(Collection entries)
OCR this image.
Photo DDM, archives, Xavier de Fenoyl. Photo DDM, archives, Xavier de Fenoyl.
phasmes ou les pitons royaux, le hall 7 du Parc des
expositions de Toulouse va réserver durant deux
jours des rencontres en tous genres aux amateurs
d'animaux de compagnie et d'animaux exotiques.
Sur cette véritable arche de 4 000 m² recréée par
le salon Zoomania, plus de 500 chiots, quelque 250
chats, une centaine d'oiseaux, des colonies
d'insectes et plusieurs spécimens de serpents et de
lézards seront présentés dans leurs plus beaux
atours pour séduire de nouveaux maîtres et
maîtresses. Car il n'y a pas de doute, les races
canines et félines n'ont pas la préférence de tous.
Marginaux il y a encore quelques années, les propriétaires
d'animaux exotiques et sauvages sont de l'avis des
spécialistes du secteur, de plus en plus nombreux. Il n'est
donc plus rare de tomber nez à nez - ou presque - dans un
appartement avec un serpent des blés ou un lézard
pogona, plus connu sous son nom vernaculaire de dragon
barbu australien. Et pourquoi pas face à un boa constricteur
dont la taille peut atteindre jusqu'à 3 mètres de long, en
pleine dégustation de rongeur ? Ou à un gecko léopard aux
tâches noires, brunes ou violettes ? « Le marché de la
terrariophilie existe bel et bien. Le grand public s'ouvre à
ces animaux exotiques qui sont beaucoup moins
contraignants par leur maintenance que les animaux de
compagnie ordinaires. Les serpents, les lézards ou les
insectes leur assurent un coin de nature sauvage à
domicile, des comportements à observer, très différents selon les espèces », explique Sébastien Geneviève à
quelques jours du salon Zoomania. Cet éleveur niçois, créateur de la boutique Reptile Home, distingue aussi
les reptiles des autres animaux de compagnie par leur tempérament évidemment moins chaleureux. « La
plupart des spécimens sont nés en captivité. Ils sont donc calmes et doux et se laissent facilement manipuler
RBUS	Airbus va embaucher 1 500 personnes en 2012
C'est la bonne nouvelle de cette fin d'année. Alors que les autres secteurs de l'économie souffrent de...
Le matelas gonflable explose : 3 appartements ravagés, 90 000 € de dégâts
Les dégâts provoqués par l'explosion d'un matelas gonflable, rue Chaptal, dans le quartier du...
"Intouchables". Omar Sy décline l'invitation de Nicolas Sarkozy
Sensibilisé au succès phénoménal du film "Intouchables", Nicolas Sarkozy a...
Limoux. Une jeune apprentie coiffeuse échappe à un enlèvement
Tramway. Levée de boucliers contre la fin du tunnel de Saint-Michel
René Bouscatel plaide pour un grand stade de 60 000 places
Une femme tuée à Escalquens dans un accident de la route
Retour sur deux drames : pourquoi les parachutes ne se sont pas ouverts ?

* GOAL OF THE EXERCISE
Each record should come back exactly as written.

* FULL RESPONSE
OCR this image.
Photo DDM, archives, Xavier de Fenoyl. Photo DDM, archives, Xavier de Fenoyl.
phasmes ou les pitons royaux, le hall 7 du Parc des
expositions de Toulouse va réserver durant deux
jours des rencontres en tous genres aux amateurs
d'animaux de compagnie et d'animaux exotiques.
Sur cette véritable arche de 4 000 m² recréée par
le salon Zoomania, plus de 500 chiots, quelque 250
chats, une centaine d'oiseaux, des colonies
d'insectes et plusieurs spécimens de serpents et de
lézards seront présentés dans leurs plus beaux
atours pour séduire de nouveaux maîtres et
maîtresses. Car il n'y a pas de doute, les races
canines et félines n'ont pas la préférence de tous.
Marginaux il y a encore quelques années, les propriétaires
d'animaux exotiques et sauvages sont de l'avis des
spécialistes du secteur, de plus en plus nombreux. Il n'est
donc plus rare de tomber nez à nez - ou presque - dans un
appartement avec un serpent des blés ou un lézard
pogona, plus connu sous son nom vernaculaire de dragon
barbu australien. Et pourquoi pas face à un boa constricteur
dont la taille peut atteindre jusqu'à 3 mètres de long, en
pleine dégustation de rongeur ? Ou à un gecko léopard aux
tâches noires, brunes ou violettes ? « Le marché de la
terrariophilie existe bel et bien. Le grand public s'ouvre à
ces animaux exotiques qui sont beaucoup moins
contraignants par leur maintenance que les animaux de
compagnie ordinaires. Les serpents, les lézards ou les
insectes leur assurent un coin de nature sauvage à
domicile, des comportements à observer, très différents selon les espèces », explique Sébastien Geneviève à
quelques jours du salon Zoomania. Cet éleveur niçois, créateur de la boutique Reptile Home, distingue aussi
les reptiles des autres animaux de compagnie par leur tempérament évidemment moins chaleureux. « La
plupart des spécimens sont nés en captivité. Ils sont donc calmes et doux et se laissent facilement manipuler
RBUS	Airbus va embaucher 1 500 personnes en 2012
C'est la bonne nouvelle de cette fin d'année. Alors que les autres secteurs de l'économie souffrent de...
Le matelas gonflable explose : 3 appartements ravagés, 90 000 € de dégâts
Les dégâts provoqués par l'explosion d'un matelas gonflable, rue Chaptal, dans le quartier du...
"Intouchables". Omar Sy décline l'invitation de Nicolas Sarkozy
Sensibilisé au succès phénoménal du film "Intouchables", Nicolas Sarkozy a...
Limoux. Une jeune apprentie coiffeuse échappe à un enlèvement
Tramway. Levée de boucliers contre la fin du tunnel de Saint-Michel
René Bouscatel plaide pour un grand stade de 60 000 places
Une femme tuée à Escalquens dans un accident de la route
Retour sur deux drames : pourquoi les parachutes ne se sont pas ouverts ?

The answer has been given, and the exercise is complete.